=== Job ===
Return all of the entries word for word, but omit the pictures they contain.

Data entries

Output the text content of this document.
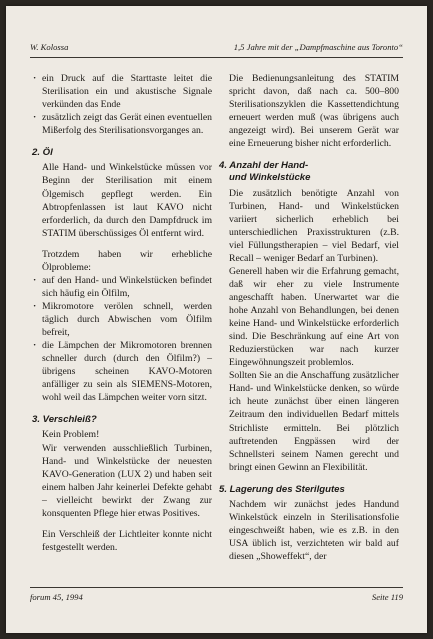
W. Kolossa	1,5 Jahre mit der „Dampfmaschine aus Toronto“
· ein Druck auf die Starttaste leitet die Sterilisation ein und akustische Signale verkünden das Ende
· zusätzlich zeigt das Gerät einen eventuellen Mißerfolg des Sterilisationsvorganges an.
2. Öl

Alle Hand- und Winkelstücke müssen vor Beginn der Sterilisation mit einem Ölgemisch gepflegt werden. Ein Abtropfenlassen ist laut KAVO nicht erforderlich, da durch den Dampfdruck im STATIM überschüssiges Öl entfernt wird.

Trotzdem haben wir erhebliche Ölprobleme:

· auf den Hand- und Winkelstücken befindet sich häufig ein Ölfilm,
· Mikromotore verölen schnell, werden täglich durch Abwischen vom Ölfilm befreit,
· die Lämpchen der Mikromotoren brennen schneller durch (durch den Ölfilm?) – übrigens scheinen KAVO-Motoren anfälliger zu sein als SIEMENS-Motoren, wohl weil das Lämpchen weiter vorn sitzt.
3. Verschleiß?

Kein Problem!

Wir verwenden ausschließlich Turbinen, Hand- und Winkelstücke der neuesten KAVO-Generation (LUX 2) und haben seit einem halben Jahr keinerlei Defekte gehabt – vielleicht bewirkt der Zwang zur konsquenten Pflege hier etwas Positives.

Ein Verschleiß der Lichtleiter konnte nicht festgestellt werden.

Die Bedienungsanleitung des STATIM spricht davon, daß nach ca. 500–800 Sterilisationszyklen die Kassettendichtung erneuert werden muß (was übrigens auch angezeigt wird). Bei unserem Gerät war eine Erneuerung bisher nicht erforderlich.

4. Anzahl der Hand-
und Winkelstücke

Die zusätzlich benötigte Anzahl von Turbinen, Hand- und Winkelstücken variiert sicherlich erheblich bei unterschiedlichen Praxisstrukturen (z.B. viel Füllungstherapien – viel Bedarf, viel Recall – weniger Bedarf an Turbinen).

Generell haben wir die Erfahrung gemacht, daß wir eher zu viele Instrumente angeschafft haben. Unerwartet war die hohe Anzahl von Behandlungen, bei denen keine Hand- und Winkelstücke erforderlich sind. Die Beschränkung auf eine Art von Reduzierstücken war nach kurzer Eingewöhnungszeit problemlos.

Sollten Sie an die Anschaffung zusätzlicher Hand- und Winkelstücke denken, so würde ich heute zunächst über einen längeren Zeitraum den individuellen Bedarf mittels Strichliste ermitteln. Bei plötzlich auftretenden Engpässen wird der Schnellsteri seinem Namen gerecht und bringt einen Gewinn an Flexibilität.

5. Lagerung des Sterilgutes

Nachdem wir zunächst jedes Handund Winkelstück einzeln in Sterilisationsfolie eingeschweißt haben, wie es z.B. in den USA üblich ist, verzichteten wir bald auf diesen „Showeffekt“, der

forum 45, 1994	Seite 119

=== Task response ===
Output the text content of this document.
W. Kolossa	1,5 Jahre mit der „Dampfmaschine aus Toronto“
· ein Druck auf die Starttaste leitet die Sterilisation ein und akustische Signale verkünden das Ende
· zusätzlich zeigt das Gerät einen eventuellen Mißerfolg des Sterilisationsvorganges an.
2. Öl

Alle Hand- und Winkelstücke müssen vor Beginn der Sterilisation mit einem Ölgemisch gepflegt werden. Ein Abtropfenlassen ist laut KAVO nicht erforderlich, da durch den Dampfdruck im STATIM überschüssiges Öl entfernt wird.

Trotzdem haben wir erhebliche Ölprobleme:

· auf den Hand- und Winkelstücken befindet sich häufig ein Ölfilm,
· Mikromotore verölen schnell, werden täglich durch Abwischen vom Ölfilm befreit,
· die Lämpchen der Mikromotoren brennen schneller durch (durch den Ölfilm?) – übrigens scheinen KAVO-Motoren anfälliger zu sein als SIEMENS-Motoren, wohl weil das Lämpchen weiter vorn sitzt.
3. Verschleiß?

Kein Problem!

Wir verwenden ausschließlich Turbinen, Hand- und Winkelstücke der neuesten KAVO-Generation (LUX 2) und haben seit einem halben Jahr keinerlei Defekte gehabt – vielleicht bewirkt der Zwang zur konsquenten Pflege hier etwas Positives.

Ein Verschleiß der Lichtleiter konnte nicht festgestellt werden.

Die Bedienungsanleitung des STATIM spricht davon, daß nach ca. 500–800 Sterilisationszyklen die Kassettendichtung erneuert werden muß (was übrigens auch angezeigt wird). Bei unserem Gerät war eine Erneuerung bisher nicht erforderlich.

4. Anzahl der Hand-
und Winkelstücke

Die zusätzlich benötigte Anzahl von Turbinen, Hand- und Winkelstücken variiert sicherlich erheblich bei unterschiedlichen Praxisstrukturen (z.B. viel Füllungstherapien – viel Bedarf, viel Recall – weniger Bedarf an Turbinen).

Generell haben wir die Erfahrung gemacht, daß wir eher zu viele Instrumente angeschafft haben. Unerwartet war die hohe Anzahl von Behandlungen, bei denen keine Hand- und Winkelstücke erforderlich sind. Die Beschränkung auf eine Art von Reduzierstücken war nach kurzer Eingewöhnungszeit problemlos.

Sollten Sie an die Anschaffung zusätzlicher Hand- und Winkelstücke denken, so würde ich heute zunächst über einen längeren Zeitraum den individuellen Bedarf mittels Strichliste ermitteln. Bei plötzlich auftretenden Engpässen wird der Schnellsteri seinem Namen gerecht und bringt einen Gewinn an Flexibilität.

5. Lagerung des Sterilgutes

Nachdem wir zunächst jedes Handund Winkelstück einzeln in Sterilisationsfolie eingeschweißt haben, wie es z.B. in den USA üblich ist, verzichteten wir bald auf diesen „Showeffekt“, der

forum 45, 1994	Seite 119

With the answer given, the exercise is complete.